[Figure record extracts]
________________

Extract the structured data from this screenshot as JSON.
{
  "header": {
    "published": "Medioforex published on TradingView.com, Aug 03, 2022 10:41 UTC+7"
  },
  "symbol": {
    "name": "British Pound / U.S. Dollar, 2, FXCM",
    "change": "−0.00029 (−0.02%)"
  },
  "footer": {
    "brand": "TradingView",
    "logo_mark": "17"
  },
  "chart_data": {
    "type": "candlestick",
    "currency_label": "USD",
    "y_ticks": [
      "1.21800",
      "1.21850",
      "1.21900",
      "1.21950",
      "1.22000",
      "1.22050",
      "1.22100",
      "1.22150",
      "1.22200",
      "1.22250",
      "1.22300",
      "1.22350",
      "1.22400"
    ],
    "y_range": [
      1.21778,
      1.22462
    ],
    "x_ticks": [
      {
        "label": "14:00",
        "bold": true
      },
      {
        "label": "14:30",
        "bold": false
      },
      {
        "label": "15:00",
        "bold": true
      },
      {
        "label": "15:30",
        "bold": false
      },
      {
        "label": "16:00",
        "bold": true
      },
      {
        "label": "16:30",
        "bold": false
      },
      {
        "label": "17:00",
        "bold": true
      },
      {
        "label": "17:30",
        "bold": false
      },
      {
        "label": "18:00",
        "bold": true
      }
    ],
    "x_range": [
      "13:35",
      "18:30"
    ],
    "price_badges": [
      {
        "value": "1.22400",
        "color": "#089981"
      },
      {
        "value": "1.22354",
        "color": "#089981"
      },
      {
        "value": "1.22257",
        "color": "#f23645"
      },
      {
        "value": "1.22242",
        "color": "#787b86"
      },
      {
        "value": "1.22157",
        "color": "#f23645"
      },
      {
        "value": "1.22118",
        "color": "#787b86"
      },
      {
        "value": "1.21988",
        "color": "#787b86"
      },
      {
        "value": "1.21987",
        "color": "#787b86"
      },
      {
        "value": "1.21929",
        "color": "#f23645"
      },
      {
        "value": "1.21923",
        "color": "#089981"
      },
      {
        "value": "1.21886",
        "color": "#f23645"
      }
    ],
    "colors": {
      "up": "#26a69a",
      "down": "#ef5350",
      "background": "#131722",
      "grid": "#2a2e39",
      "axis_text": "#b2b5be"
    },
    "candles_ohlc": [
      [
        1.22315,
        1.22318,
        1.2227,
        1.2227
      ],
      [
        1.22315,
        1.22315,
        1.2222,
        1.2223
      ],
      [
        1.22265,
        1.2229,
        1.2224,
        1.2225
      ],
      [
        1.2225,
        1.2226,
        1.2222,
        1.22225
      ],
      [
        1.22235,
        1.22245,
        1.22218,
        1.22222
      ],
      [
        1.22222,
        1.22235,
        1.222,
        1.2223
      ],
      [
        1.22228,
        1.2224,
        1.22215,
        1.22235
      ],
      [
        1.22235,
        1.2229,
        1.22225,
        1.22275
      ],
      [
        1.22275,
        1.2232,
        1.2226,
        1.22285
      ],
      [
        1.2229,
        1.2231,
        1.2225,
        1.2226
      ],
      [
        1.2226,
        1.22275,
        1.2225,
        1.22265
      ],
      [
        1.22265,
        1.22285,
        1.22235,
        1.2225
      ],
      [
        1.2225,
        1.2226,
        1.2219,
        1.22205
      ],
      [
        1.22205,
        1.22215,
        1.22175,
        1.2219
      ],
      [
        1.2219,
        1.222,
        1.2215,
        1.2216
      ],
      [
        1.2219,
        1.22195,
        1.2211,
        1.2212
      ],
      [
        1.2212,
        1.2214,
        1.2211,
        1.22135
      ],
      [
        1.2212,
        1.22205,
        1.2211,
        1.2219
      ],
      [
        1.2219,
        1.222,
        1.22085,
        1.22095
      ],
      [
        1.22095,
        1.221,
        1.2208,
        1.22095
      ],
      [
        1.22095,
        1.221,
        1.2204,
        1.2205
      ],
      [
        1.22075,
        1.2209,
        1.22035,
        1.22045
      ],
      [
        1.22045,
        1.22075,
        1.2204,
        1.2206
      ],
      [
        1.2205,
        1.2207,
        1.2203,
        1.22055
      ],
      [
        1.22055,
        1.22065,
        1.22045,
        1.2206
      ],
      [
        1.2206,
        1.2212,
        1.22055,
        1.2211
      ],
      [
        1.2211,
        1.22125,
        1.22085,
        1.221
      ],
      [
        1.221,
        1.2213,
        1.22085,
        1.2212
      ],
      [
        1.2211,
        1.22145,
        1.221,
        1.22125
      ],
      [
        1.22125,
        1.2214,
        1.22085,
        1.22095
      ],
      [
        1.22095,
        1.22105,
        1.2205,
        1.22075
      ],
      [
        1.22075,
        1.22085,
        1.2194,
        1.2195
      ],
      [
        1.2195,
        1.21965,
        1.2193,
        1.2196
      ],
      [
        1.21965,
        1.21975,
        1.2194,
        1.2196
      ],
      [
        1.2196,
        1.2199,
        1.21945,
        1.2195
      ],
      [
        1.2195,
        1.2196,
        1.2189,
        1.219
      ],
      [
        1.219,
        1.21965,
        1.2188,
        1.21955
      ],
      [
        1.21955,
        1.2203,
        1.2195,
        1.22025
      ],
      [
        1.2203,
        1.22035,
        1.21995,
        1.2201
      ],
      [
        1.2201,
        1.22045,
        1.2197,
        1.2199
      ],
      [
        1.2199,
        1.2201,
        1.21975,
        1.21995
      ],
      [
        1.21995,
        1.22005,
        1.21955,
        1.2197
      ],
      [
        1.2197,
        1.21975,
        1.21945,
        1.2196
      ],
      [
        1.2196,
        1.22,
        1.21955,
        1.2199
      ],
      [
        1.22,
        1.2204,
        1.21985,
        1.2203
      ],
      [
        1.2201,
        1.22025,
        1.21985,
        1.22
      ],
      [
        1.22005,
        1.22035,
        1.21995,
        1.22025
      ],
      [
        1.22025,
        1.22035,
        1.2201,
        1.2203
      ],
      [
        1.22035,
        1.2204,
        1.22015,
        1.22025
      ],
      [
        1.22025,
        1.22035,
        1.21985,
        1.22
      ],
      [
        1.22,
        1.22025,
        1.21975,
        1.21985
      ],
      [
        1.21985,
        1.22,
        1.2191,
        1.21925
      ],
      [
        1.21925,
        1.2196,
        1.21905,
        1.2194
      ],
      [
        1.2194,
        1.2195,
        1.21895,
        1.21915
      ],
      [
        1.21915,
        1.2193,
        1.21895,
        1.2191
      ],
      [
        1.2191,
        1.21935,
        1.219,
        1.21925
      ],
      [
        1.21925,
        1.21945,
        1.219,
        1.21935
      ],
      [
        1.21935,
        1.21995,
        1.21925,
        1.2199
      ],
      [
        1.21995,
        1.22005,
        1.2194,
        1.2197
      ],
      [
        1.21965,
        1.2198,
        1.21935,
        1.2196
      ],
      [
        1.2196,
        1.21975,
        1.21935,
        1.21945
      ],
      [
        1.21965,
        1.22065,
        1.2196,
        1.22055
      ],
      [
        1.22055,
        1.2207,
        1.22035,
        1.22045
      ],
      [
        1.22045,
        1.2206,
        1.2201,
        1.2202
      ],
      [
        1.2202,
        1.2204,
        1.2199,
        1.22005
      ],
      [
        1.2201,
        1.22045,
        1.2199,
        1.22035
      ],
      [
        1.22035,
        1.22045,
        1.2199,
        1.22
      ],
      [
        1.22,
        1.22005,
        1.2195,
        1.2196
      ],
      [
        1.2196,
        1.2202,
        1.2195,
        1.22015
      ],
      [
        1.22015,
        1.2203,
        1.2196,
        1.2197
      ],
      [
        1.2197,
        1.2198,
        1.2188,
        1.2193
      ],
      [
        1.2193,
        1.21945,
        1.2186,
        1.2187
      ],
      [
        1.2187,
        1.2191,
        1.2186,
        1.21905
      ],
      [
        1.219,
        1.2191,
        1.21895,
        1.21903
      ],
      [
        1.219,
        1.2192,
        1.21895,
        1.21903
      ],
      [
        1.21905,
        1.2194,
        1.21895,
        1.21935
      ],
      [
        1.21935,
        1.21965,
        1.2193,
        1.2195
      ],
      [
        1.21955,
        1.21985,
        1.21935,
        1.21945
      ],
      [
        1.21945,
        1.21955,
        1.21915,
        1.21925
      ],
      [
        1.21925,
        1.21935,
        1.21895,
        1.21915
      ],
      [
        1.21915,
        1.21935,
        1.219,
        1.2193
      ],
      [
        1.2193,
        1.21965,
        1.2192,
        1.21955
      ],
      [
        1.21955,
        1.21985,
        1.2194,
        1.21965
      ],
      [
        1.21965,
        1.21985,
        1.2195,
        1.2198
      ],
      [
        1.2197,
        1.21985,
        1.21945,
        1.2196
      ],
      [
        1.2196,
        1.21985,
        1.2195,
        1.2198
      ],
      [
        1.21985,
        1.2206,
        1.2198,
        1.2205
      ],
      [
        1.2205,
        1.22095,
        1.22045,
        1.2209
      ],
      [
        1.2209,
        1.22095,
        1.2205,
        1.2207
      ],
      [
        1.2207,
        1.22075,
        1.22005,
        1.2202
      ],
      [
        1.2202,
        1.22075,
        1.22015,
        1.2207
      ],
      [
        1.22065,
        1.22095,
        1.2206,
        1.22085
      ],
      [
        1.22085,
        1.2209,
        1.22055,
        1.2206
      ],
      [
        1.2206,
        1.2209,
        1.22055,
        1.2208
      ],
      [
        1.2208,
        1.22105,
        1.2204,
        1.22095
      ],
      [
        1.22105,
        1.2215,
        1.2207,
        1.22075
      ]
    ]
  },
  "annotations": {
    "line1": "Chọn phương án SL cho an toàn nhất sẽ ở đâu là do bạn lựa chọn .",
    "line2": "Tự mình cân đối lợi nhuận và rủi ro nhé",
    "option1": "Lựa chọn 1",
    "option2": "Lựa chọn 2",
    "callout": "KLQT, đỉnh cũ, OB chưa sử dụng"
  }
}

________________

Gather up the lines containing the word "TradingView" from these records and copy them.

- PROBLEM SOLUTION:
    "published": "Medioforex published on TradingView.com, Aug 03, 2022 10:41 UTC+7"
    "brand": "TradingView",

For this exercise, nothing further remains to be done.